(Data entries for graphics)
"""

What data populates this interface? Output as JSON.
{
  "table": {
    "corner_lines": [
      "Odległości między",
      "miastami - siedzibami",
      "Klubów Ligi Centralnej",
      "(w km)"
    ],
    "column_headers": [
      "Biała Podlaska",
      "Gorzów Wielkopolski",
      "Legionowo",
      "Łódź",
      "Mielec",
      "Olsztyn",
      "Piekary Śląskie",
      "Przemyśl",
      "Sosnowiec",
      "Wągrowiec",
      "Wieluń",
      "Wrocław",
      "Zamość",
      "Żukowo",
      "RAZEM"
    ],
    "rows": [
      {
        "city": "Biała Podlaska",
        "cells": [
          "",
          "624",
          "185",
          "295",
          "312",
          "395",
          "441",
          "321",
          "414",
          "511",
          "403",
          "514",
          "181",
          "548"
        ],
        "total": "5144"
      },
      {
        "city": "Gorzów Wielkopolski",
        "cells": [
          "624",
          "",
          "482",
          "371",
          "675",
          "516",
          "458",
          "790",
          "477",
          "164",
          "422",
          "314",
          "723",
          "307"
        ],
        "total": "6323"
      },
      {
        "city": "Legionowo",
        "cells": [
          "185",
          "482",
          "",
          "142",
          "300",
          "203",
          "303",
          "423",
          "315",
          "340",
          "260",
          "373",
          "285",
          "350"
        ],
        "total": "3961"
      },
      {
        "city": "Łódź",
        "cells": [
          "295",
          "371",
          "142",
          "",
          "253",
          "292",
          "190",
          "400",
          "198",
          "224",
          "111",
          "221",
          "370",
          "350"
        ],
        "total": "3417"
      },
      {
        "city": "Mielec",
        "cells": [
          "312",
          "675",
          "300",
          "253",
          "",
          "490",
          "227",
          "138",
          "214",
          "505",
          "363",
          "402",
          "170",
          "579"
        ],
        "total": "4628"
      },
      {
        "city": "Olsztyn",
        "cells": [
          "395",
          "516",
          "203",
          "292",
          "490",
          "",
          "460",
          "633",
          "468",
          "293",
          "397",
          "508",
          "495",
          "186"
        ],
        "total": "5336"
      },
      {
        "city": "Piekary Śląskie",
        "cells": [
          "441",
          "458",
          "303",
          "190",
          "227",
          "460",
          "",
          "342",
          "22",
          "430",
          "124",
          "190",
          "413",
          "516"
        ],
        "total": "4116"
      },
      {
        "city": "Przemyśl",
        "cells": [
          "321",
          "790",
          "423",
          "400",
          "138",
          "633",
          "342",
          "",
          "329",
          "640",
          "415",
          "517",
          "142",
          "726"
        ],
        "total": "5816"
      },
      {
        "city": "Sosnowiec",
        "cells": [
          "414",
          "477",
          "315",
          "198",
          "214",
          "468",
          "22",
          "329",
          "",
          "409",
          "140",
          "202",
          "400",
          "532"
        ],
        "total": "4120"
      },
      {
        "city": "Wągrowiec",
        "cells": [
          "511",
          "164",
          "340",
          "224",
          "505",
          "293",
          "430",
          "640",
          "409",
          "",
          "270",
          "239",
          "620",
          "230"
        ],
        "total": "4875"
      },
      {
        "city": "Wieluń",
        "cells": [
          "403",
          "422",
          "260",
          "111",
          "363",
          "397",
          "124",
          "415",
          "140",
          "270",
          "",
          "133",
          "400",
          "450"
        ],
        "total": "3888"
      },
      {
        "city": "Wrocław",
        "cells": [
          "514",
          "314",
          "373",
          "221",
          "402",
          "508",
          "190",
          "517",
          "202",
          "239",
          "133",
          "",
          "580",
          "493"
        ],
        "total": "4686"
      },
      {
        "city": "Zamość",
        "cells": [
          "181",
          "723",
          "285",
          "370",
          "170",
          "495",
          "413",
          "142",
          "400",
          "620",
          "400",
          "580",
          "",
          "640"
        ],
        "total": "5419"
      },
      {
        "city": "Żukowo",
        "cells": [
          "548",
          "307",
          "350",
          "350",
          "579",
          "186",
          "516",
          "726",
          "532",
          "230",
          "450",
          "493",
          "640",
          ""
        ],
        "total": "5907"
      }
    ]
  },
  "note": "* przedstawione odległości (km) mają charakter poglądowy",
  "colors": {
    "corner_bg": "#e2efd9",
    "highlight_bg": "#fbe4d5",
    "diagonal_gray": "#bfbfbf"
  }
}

"""

WHAT THIS TASK INVOLVES: Identify all lines in the records above with the word "Wielkopolski".

RIGHT ANSWER:
      "Gorzów Wielkopolski",
        "city": "Gorzów Wielkopolski",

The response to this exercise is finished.